Exercise aim — Write out the records word for word, with no pictures.

[start]

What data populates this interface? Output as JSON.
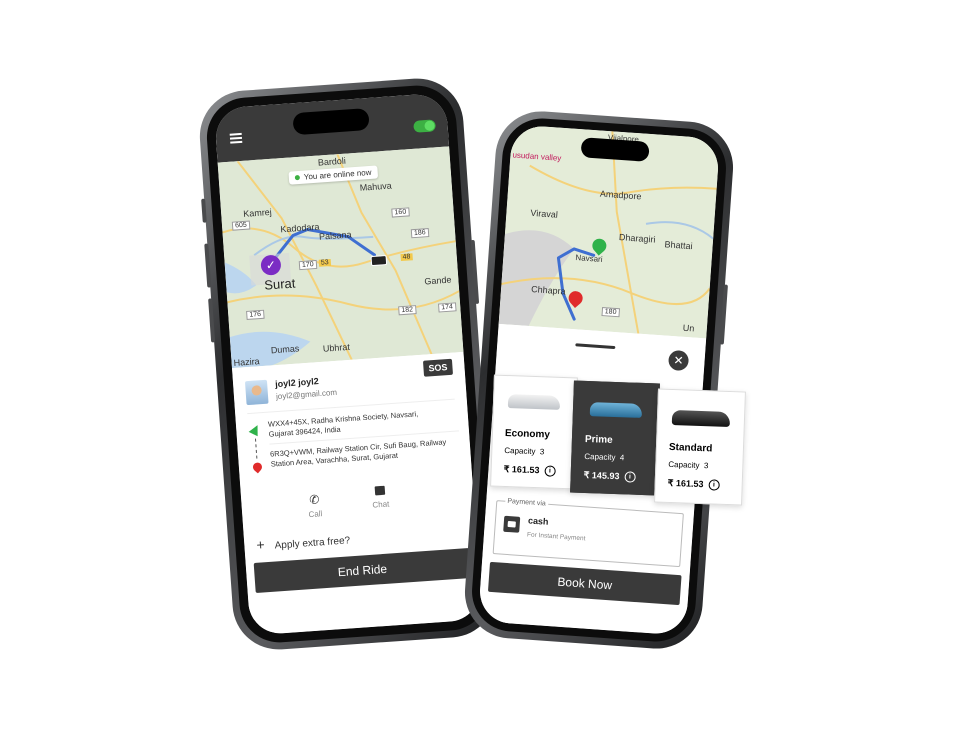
{
  "phone1": {
    "online_status": "You are online now",
    "map_labels": {
      "bardoli": "Bardoli",
      "mahuva": "Mahuva",
      "kamrej": "Kamrej",
      "kadodara": "Kadodara",
      "palsana": "Palsana",
      "surat": "Surat",
      "gandevi": "Gande",
      "dumas": "Dumas",
      "ubhrat": "Ubhrat",
      "hazira": "Hazira",
      "hw_605": "605",
      "hw_160": "160",
      "hw_170": "170",
      "hw_53": "53",
      "hw_48": "48",
      "hw_182": "182",
      "hw_174": "174",
      "hw_176": "176",
      "hw_186": "186"
    },
    "sos_label": "SOS",
    "driver_name": "joyl2 joyl2",
    "driver_email": "joyl2@gmail.com",
    "pickup_address": "WXX4+45X, Radha Krishna Society, Navsari, Gujarat 396424, India",
    "drop_address": "6R3Q+VWM, Railway Station Cir, Sufi Baug, Railway Station Area, Varachha, Surat, Gujarat",
    "call_label": "Call",
    "chat_label": "Chat",
    "extra_fee_label": "Apply extra free?",
    "end_ride_label": "End Ride"
  },
  "phone2": {
    "map_labels": {
      "top": "Vijalpore",
      "valley": "usudan valley",
      "amadpore": "Amadpore",
      "viraval": "Viraval",
      "dharagiri": "Dharagiri",
      "bhattai": "Bhattai",
      "navsari": "Navsari",
      "chhapra": "Chhapra",
      "un": "Un",
      "hw_180": "180"
    },
    "vehicles": [
      {
        "name": "Economy",
        "capacity_label": "Capacity",
        "capacity": "3",
        "price": "₹ 161.53"
      },
      {
        "name": "Prime",
        "capacity_label": "Capacity",
        "capacity": "4",
        "price": "₹ 145.93"
      },
      {
        "name": "Standard",
        "capacity_label": "Capacity",
        "capacity": "3",
        "price": "₹ 161.53"
      }
    ],
    "payment_via_label": "Payment via",
    "payment_method": "cash",
    "payment_sub": "For Instant Payment",
    "book_now_label": "Book Now"
  },
  "colors": {
    "header_dark": "#3a3a3a",
    "toggle_green": "#3cb043",
    "route_blue": "#3f6fd1",
    "pin_green": "#2fb24a",
    "pin_red": "#e02b2b",
    "check_purple": "#7b2cc4"
  }
}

[end]

Complete response —
What data populates this interface? Output as JSON.
{
  "phone1": {
    "online_status": "You are online now",
    "map_labels": {
      "bardoli": "Bardoli",
      "mahuva": "Mahuva",
      "kamrej": "Kamrej",
      "kadodara": "Kadodara",
      "palsana": "Palsana",
      "surat": "Surat",
      "gandevi": "Gande",
      "dumas": "Dumas",
      "ubhrat": "Ubhrat",
      "hazira": "Hazira",
      "hw_605": "605",
      "hw_160": "160",
      "hw_170": "170",
      "hw_53": "53",
      "hw_48": "48",
      "hw_182": "182",
      "hw_174": "174",
      "hw_176": "176",
      "hw_186": "186"
    },
    "sos_label": "SOS",
    "driver_name": "joyl2 joyl2",
    "driver_email": "joyl2@gmail.com",
    "pickup_address": "WXX4+45X, Radha Krishna Society, Navsari, Gujarat 396424, India",
    "drop_address": "6R3Q+VWM, Railway Station Cir, Sufi Baug, Railway Station Area, Varachha, Surat, Gujarat",
    "call_label": "Call",
    "chat_label": "Chat",
    "extra_fee_label": "Apply extra free?",
    "end_ride_label": "End Ride"
  },
  "phone2": {
    "map_labels": {
      "top": "Vijalpore",
      "valley": "usudan valley",
      "amadpore": "Amadpore",
      "viraval": "Viraval",
      "dharagiri": "Dharagiri",
      "bhattai": "Bhattai",
      "navsari": "Navsari",
      "chhapra": "Chhapra",
      "un": "Un",
      "hw_180": "180"
    },
    "vehicles": [
      {
        "name": "Economy",
        "capacity_label": "Capacity",
        "capacity": "3",
        "price": "₹ 161.53"
      },
      {
        "name": "Prime",
        "capacity_label": "Capacity",
        "capacity": "4",
        "price": "₹ 145.93"
      },
      {
        "name": "Standard",
        "capacity_label": "Capacity",
        "capacity": "3",
        "price": "₹ 161.53"
      }
    ],
    "payment_via_label": "Payment via",
    "payment_method": "cash",
    "payment_sub": "For Instant Payment",
    "book_now_label": "Book Now"
  },
  "colors": {
    "header_dark": "#3a3a3a",
    "toggle_green": "#3cb043",
    "route_blue": "#3f6fd1",
    "pin_green": "#2fb24a",
    "pin_red": "#e02b2b",
    "check_purple": "#7b2cc4"
  }
}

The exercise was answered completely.